Taiwan's Status is not a Matter of International Law
Bevin Chu
November 22, 2004
Q: What is Taiwan's status under international law? Who holds Taiwan's sovereignty here in 2004?
A: These questions are red herrings, part of a cynical attempt to deceive uninformed readers into believing that Taiwan does not belong to China.
CIA World Factbook Map of China - The offshore Chinese island of Taiwan is an integral part of China's territory
"In 1895, military defeat forced China to cede Taiwan to Japan. It reverted to Chinese control after World War II."
-- CIA, The World Factbook
"History supports our claim. During the 9 years from 1945 to 1954, ROC's sovereignty over Taiwan was affirmed six times under international law by declarations, treaties, agreements, and acts such as the Cairo Declaration, the Potsdam Declaration, the Japanese Imperial Rescript, WWII surrender documents from Japan, the actual restoration of Taiwan to the ROC, the Treaty of Peace between the ROC and Japan, the San Francisco Peace Treaty. Therefore, there can be no doubt that Taiwan is ROC territory."
-- KMT International Center, Our Fundamental Position on the Sovereignty of the Republic of China in Taiwan
Taiwan's status is not a matter of international law. China has sovereignty over Taiwan.
Taiwan is China's sovereign territory. Taiwan is one of China's thirty odd provinces and autonomous regions. Taiwan has belonged to China since the Ming dynasty, longer than the United States of America has been in existence. The island of Taiwan was once part of Fujian Province, just as Long Island is part of New York State. In the late Qing dynasty Taiwan was upgraded to the status of a province.
Japan extorted Taiwan at gunpoint from China on April 17, 1895, but was forced to return it to China on October 25, 1945, following Japan's defeat during WWII. October 25 is celebrated annually on Taiwan as Taiwan Retrocession Day.
Japan formally returned Taiwan to China in two official Taiwan Retrocession signing ceremonies, one held in Nanking, the other in Taipei.
Japan knew who Taiwan belonged to when Japan annexed it, and Japan knew whom to return it to 50 years later.
These bilateral, state-to-state Taiwan Retrocession signing ceremonies, like the "System Restore" function in Windows XP, simply undid the provisions of the extortionate Ma Guan Treaty or "Treaty of Shimonoseki."
The so-called "Tai Wan Wei Ding Lun" or "Taiwan's Undetermined Status Theory" is shameless neocolonialist, neoimperialist sophistry. Together with the Taiwan Relations Act, it amounts to brazen annexation of another nation's sovereign territory.
In the Cairo Declaration of 1943, the United States, Great Britain and China jointly agreed that:
"All the territories that Japan has stolen from the Chinese, such as Formosa and the Pescadores, shall be restored to the Republic of China."

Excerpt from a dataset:

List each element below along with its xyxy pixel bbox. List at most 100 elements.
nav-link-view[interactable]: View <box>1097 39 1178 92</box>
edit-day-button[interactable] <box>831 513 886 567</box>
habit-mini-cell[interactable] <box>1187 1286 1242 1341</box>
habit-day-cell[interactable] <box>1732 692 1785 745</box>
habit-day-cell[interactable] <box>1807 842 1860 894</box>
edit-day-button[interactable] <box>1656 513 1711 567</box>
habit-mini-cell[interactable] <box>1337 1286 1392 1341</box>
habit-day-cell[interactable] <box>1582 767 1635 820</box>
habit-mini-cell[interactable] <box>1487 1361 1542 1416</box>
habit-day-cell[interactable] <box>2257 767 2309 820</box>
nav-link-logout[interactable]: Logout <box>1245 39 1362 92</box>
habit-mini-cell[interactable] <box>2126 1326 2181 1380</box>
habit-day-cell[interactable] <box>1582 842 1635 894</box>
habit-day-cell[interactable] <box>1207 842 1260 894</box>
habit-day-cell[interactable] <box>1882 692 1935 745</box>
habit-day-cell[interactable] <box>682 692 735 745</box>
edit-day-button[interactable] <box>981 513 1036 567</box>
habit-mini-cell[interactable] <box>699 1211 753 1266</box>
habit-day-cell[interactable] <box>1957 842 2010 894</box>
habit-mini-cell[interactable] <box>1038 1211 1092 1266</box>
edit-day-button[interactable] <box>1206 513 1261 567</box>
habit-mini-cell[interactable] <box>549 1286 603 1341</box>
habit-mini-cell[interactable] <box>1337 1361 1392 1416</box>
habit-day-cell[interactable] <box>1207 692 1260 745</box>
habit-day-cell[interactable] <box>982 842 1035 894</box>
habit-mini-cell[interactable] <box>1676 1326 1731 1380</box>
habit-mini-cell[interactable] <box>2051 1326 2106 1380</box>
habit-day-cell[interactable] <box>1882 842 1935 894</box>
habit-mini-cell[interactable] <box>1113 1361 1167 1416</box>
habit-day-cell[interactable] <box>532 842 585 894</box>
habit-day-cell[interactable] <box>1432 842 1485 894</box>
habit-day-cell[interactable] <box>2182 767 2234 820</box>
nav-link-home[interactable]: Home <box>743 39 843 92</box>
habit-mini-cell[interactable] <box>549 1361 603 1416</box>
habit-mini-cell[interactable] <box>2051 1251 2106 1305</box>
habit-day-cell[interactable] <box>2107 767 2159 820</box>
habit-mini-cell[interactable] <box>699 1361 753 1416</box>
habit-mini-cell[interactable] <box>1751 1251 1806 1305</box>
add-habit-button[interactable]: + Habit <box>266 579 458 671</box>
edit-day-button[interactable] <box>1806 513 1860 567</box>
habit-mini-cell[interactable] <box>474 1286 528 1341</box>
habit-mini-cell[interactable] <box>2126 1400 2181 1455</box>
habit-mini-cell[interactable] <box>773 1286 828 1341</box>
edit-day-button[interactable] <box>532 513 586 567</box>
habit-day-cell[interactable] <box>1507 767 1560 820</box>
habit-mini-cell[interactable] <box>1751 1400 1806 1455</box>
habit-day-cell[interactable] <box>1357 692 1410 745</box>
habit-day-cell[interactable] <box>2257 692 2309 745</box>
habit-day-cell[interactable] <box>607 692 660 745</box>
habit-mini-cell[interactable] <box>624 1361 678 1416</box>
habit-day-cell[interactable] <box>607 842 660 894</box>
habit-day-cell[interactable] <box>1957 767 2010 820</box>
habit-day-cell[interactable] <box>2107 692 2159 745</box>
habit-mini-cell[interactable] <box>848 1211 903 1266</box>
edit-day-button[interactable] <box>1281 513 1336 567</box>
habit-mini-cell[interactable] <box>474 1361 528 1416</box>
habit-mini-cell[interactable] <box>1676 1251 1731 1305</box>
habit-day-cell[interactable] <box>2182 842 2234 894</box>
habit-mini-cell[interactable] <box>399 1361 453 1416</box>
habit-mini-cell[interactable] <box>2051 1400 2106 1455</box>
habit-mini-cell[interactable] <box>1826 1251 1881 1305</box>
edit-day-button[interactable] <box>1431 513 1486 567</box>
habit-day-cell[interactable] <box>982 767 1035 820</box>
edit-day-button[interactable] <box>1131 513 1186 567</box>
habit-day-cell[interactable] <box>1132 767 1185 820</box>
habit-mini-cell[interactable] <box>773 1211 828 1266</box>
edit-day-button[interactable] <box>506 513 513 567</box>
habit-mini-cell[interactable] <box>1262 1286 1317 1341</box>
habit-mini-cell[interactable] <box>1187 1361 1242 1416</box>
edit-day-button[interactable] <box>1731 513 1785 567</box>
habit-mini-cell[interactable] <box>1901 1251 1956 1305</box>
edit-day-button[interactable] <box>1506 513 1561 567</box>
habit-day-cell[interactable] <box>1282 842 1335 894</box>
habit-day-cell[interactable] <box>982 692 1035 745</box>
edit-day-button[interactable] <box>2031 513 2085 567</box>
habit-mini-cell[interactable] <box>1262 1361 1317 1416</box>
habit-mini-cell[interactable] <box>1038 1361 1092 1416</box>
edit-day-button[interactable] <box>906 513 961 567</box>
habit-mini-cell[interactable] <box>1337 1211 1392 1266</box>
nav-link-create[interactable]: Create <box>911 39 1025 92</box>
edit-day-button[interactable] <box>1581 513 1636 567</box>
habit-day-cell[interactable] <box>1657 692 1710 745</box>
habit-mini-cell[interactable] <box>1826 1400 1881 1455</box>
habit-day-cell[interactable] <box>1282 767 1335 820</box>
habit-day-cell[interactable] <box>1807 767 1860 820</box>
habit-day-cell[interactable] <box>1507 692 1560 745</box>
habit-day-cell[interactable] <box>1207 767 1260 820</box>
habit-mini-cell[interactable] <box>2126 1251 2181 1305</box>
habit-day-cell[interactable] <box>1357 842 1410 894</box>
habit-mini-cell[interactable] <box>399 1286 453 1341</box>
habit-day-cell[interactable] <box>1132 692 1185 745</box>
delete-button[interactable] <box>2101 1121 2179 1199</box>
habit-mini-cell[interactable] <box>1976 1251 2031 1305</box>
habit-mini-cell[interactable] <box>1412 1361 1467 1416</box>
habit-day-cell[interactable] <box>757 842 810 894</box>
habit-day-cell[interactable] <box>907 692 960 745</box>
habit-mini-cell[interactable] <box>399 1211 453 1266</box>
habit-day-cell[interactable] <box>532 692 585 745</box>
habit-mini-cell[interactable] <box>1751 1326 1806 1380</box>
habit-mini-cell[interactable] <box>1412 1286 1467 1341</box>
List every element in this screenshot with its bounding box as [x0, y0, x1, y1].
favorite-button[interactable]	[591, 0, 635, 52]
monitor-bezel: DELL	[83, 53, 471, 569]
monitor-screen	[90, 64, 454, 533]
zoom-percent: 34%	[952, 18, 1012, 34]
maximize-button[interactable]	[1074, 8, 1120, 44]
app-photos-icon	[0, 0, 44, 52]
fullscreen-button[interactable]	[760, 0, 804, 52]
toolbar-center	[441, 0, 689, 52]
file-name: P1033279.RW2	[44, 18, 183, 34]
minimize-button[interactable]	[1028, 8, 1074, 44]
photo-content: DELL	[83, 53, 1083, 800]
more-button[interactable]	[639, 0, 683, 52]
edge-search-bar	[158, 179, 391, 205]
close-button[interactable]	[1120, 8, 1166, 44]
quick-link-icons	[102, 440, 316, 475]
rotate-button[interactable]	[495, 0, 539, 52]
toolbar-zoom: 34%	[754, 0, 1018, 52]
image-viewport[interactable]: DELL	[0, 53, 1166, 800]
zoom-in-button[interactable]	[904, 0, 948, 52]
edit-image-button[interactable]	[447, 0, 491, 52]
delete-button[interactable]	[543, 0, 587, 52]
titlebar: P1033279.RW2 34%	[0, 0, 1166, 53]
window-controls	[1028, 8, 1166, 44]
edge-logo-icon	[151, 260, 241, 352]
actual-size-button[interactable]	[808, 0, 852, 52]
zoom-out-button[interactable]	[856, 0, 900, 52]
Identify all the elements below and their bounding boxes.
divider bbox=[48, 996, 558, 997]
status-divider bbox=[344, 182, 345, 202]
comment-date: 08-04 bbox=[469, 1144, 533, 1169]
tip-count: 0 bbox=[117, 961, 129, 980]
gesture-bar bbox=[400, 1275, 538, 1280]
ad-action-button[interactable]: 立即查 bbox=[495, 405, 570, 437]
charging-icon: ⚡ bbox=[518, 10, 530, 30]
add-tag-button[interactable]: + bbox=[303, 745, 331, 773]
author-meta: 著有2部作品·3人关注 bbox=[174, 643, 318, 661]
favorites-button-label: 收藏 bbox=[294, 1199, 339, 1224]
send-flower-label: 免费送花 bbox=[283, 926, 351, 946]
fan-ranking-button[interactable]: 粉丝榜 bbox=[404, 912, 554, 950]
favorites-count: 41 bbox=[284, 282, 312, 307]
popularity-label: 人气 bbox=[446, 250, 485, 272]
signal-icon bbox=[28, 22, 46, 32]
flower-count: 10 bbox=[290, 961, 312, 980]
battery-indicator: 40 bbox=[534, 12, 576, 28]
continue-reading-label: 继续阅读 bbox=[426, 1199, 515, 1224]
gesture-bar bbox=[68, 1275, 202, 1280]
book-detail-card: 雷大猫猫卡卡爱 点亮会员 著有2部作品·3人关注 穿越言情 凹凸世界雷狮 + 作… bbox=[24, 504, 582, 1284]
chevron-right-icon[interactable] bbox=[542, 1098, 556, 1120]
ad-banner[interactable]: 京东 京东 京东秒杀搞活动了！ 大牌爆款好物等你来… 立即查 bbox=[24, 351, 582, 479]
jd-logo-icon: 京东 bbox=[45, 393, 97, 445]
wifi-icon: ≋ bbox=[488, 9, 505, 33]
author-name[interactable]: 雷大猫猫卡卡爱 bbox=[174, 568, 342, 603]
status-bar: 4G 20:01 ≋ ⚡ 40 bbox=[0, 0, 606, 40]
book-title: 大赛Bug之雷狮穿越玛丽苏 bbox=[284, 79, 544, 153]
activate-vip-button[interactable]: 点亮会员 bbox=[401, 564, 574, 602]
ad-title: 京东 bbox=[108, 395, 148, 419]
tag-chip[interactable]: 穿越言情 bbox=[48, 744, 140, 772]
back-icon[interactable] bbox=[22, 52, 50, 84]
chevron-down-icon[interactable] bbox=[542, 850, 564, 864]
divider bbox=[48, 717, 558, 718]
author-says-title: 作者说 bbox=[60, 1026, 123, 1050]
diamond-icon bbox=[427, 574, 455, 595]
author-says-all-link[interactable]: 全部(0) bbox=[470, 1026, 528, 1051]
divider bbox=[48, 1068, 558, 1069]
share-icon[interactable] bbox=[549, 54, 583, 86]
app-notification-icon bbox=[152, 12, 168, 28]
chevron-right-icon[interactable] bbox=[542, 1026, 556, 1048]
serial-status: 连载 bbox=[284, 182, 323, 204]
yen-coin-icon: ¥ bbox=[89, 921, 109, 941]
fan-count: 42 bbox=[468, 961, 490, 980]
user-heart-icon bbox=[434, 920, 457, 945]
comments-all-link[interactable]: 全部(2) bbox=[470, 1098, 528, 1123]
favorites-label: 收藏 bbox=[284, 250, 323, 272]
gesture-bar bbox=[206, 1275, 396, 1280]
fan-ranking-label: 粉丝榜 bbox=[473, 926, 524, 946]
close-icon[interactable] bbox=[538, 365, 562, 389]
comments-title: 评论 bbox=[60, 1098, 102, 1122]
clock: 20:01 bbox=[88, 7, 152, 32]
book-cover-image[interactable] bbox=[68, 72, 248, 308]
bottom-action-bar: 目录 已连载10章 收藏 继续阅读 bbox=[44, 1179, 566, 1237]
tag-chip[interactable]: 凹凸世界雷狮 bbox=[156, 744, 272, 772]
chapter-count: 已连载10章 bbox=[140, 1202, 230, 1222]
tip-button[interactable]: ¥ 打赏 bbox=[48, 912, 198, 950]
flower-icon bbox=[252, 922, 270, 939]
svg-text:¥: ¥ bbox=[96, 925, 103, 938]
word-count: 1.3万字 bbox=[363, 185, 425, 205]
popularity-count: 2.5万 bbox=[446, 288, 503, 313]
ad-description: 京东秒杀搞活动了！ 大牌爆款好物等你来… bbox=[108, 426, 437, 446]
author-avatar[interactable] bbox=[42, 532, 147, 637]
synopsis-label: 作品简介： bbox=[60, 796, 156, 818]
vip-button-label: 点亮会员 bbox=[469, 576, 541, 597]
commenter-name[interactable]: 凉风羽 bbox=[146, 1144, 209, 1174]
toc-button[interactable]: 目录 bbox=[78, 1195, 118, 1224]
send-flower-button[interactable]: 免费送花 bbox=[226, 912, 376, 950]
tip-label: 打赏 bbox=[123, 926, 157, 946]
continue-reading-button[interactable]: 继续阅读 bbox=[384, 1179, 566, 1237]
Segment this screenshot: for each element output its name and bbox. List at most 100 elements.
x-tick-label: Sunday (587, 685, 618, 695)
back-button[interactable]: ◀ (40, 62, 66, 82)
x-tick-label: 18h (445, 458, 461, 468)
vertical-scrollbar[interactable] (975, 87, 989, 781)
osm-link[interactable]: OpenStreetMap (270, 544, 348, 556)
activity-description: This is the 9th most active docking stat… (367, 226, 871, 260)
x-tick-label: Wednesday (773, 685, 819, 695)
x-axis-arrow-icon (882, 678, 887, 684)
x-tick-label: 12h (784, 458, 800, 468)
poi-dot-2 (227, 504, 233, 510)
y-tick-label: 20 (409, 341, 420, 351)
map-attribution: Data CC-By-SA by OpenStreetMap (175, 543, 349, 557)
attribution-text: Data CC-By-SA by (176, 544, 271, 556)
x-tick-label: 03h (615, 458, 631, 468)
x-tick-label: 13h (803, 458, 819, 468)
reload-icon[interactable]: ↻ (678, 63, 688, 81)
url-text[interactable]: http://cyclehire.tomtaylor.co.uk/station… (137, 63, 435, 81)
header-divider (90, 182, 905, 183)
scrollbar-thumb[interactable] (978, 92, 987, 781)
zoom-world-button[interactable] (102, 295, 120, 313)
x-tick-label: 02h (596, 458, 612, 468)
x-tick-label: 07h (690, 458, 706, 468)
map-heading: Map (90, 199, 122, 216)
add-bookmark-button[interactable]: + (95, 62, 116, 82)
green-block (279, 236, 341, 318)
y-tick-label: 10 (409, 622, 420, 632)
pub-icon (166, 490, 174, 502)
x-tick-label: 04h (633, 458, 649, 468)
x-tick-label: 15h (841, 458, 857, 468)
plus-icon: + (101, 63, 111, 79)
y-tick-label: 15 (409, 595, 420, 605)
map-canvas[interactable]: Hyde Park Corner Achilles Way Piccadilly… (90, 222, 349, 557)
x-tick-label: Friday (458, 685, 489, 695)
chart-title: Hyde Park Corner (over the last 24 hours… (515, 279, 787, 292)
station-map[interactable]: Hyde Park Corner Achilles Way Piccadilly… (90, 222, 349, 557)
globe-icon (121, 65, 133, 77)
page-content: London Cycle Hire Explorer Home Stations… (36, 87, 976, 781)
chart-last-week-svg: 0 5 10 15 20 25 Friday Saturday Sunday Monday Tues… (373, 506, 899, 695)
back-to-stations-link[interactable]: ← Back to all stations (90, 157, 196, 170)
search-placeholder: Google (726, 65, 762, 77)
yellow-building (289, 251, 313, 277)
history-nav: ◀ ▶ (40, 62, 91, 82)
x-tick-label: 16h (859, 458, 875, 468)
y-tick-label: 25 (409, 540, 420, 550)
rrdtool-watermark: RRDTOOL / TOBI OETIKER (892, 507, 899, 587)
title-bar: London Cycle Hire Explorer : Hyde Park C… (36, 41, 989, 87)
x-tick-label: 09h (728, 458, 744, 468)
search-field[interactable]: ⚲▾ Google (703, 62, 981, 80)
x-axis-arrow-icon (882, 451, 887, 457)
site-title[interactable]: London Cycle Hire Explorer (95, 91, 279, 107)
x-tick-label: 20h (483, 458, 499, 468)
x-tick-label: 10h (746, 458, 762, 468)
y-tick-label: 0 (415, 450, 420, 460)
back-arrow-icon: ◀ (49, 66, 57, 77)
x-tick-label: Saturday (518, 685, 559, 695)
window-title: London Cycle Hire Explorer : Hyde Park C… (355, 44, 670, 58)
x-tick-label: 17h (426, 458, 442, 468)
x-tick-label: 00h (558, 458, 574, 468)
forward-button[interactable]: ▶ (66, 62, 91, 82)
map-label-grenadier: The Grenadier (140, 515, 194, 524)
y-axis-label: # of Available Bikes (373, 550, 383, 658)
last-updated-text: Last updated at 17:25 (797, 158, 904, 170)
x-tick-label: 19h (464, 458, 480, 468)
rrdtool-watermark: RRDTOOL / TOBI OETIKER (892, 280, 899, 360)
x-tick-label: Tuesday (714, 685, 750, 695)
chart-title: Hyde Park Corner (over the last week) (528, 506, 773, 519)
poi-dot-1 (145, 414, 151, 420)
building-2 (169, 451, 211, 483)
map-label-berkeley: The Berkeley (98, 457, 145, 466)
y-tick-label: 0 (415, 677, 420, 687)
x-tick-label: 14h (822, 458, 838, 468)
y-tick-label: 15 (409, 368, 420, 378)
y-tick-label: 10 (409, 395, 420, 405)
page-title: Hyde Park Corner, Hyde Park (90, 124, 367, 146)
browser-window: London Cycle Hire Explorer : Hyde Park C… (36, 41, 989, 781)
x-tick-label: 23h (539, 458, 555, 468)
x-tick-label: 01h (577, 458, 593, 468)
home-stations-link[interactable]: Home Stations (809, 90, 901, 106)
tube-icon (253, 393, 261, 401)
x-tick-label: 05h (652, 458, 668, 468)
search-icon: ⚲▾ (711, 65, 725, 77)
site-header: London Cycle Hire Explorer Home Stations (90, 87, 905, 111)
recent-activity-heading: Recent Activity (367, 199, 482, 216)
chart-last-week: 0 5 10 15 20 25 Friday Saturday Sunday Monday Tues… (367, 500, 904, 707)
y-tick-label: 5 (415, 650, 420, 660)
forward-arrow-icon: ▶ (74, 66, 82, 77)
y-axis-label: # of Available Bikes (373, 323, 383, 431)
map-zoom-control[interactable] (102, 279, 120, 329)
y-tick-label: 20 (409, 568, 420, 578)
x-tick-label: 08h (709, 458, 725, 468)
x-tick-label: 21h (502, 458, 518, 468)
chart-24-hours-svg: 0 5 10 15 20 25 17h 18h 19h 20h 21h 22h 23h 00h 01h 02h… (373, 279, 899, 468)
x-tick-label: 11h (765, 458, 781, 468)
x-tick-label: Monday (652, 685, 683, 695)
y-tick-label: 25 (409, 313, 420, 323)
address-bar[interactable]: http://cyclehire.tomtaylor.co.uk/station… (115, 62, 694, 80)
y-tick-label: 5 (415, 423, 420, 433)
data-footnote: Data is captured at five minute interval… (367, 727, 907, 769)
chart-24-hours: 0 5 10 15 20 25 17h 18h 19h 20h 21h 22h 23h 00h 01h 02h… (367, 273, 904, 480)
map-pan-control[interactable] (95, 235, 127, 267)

### [Prompt]
Reproduce the article on Taiwan's status word for word, everything from "Japan formally returned" down to "50 years later.".

### [Response to the exercise]
Japan formally returned Taiwan to China in two official Taiwan Retrocession signing ceremonies, one held in Nanking, the other in Taipei.
Japan knew who Taiwan belonged to when Japan annexed it, and Japan knew whom to return it to 50 years later.